* [Work required]
Every record must be repeated exactly, with no omission.

* [Source data]
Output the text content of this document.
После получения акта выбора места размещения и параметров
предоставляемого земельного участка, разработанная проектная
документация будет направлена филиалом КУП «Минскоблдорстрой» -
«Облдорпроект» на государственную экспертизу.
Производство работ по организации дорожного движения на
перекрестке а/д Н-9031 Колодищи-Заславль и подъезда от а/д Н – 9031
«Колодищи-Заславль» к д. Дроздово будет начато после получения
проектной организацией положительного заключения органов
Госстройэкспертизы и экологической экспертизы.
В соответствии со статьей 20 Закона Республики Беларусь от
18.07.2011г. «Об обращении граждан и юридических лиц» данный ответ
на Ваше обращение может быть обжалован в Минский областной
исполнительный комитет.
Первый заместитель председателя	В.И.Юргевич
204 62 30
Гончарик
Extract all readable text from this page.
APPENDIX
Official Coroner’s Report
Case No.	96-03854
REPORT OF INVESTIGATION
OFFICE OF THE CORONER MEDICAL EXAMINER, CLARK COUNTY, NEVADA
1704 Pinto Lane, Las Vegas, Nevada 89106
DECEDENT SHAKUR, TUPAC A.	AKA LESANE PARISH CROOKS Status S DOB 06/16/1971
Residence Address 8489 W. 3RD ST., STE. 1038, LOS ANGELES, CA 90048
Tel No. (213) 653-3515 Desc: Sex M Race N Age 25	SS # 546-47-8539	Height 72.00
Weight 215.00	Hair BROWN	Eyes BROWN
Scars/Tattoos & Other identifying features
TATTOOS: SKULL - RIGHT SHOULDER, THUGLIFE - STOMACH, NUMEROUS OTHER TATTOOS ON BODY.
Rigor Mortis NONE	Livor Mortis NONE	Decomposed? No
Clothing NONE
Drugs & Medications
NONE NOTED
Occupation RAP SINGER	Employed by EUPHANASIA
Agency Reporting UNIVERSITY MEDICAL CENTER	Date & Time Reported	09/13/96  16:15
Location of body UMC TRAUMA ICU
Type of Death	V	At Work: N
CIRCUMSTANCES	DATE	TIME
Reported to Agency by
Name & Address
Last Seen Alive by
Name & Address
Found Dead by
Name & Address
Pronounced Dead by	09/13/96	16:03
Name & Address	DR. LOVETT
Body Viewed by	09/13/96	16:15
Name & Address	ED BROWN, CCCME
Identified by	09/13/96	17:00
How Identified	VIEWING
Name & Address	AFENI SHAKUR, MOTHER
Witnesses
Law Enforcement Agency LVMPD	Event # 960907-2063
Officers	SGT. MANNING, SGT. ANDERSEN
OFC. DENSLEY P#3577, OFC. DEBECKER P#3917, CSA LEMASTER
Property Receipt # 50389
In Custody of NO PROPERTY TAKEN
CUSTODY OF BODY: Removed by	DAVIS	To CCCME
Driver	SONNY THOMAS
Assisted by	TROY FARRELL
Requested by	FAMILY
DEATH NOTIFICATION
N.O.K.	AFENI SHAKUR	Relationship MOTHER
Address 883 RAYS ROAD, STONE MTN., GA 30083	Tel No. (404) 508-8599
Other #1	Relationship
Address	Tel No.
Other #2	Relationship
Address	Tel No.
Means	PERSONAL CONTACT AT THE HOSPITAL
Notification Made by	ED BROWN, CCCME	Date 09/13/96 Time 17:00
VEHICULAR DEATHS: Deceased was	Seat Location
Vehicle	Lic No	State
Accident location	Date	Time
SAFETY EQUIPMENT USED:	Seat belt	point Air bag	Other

* [Task result]
Output the text content of this document.
После получения акта выбора места размещения и параметров
предоставляемого земельного участка, разработанная проектная
документация будет направлена филиалом КУП «Минскоблдорстрой» -
«Облдорпроект» на государственную экспертизу.
Производство работ по организации дорожного движения на
перекрестке а/д Н-9031 Колодищи-Заславль и подъезда от а/д Н – 9031
«Колодищи-Заславль» к д. Дроздово будет начато после получения
проектной организацией положительного заключения органов
Госстройэкспертизы и экологической экспертизы.
В соответствии со статьей 20 Закона Республики Беларусь от
18.07.2011г. «Об обращении граждан и юридических лиц» данный ответ
на Ваше обращение может быть обжалован в Минский областной
исполнительный комитет.
Первый заместитель председателя	В.И.Юргевич
204 62 30
Гончарик
Extract all readable text from this page.
APPENDIX
Official Coroner’s Report
Case No.	96-03854
REPORT OF INVESTIGATION
OFFICE OF THE CORONER MEDICAL EXAMINER, CLARK COUNTY, NEVADA
1704 Pinto Lane, Las Vegas, Nevada 89106
DECEDENT SHAKUR, TUPAC A.	AKA LESANE PARISH CROOKS Status S DOB 06/16/1971
Residence Address 8489 W. 3RD ST., STE. 1038, LOS ANGELES, CA 90048
Tel No. (213) 653-3515 Desc: Sex M Race N Age 25	SS # 546-47-8539	Height 72.00
Weight 215.00	Hair BROWN	Eyes BROWN
Scars/Tattoos & Other identifying features
TATTOOS: SKULL - RIGHT SHOULDER, THUGLIFE - STOMACH, NUMEROUS OTHER TATTOOS ON BODY.
Rigor Mortis NONE	Livor Mortis NONE	Decomposed? No
Clothing NONE
Drugs & Medications
NONE NOTED
Occupation RAP SINGER	Employed by EUPHANASIA
Agency Reporting UNIVERSITY MEDICAL CENTER	Date & Time Reported	09/13/96  16:15
Location of body UMC TRAUMA ICU
Type of Death	V	At Work: N
CIRCUMSTANCES	DATE	TIME
Reported to Agency by
Name & Address
Last Seen Alive by
Name & Address
Found Dead by
Name & Address
Pronounced Dead by	09/13/96	16:03
Name & Address	DR. LOVETT
Body Viewed by	09/13/96	16:15
Name & Address	ED BROWN, CCCME
Identified by	09/13/96	17:00
How Identified	VIEWING
Name & Address	AFENI SHAKUR, MOTHER
Witnesses
Law Enforcement Agency LVMPD	Event # 960907-2063
Officers	SGT. MANNING, SGT. ANDERSEN
OFC. DENSLEY P#3577, OFC. DEBECKER P#3917, CSA LEMASTER
Property Receipt # 50389
In Custody of NO PROPERTY TAKEN
CUSTODY OF BODY: Removed by	DAVIS	To CCCME
Driver	SONNY THOMAS
Assisted by	TROY FARRELL
Requested by	FAMILY
DEATH NOTIFICATION
N.O.K.	AFENI SHAKUR	Relationship MOTHER
Address 883 RAYS ROAD, STONE MTN., GA 30083	Tel No. (404) 508-8599
Other #1	Relationship
Address	Tel No.
Other #2	Relationship
Address	Tel No.
Means	PERSONAL CONTACT AT THE HOSPITAL
Notification Made by	ED BROWN, CCCME	Date 09/13/96 Time 17:00
VEHICULAR DEATHS: Deceased was	Seat Location
Vehicle	Lic No	State
Accident location	Date	Time
SAFETY EQUIPMENT USED:	Seat belt	point Air bag	Other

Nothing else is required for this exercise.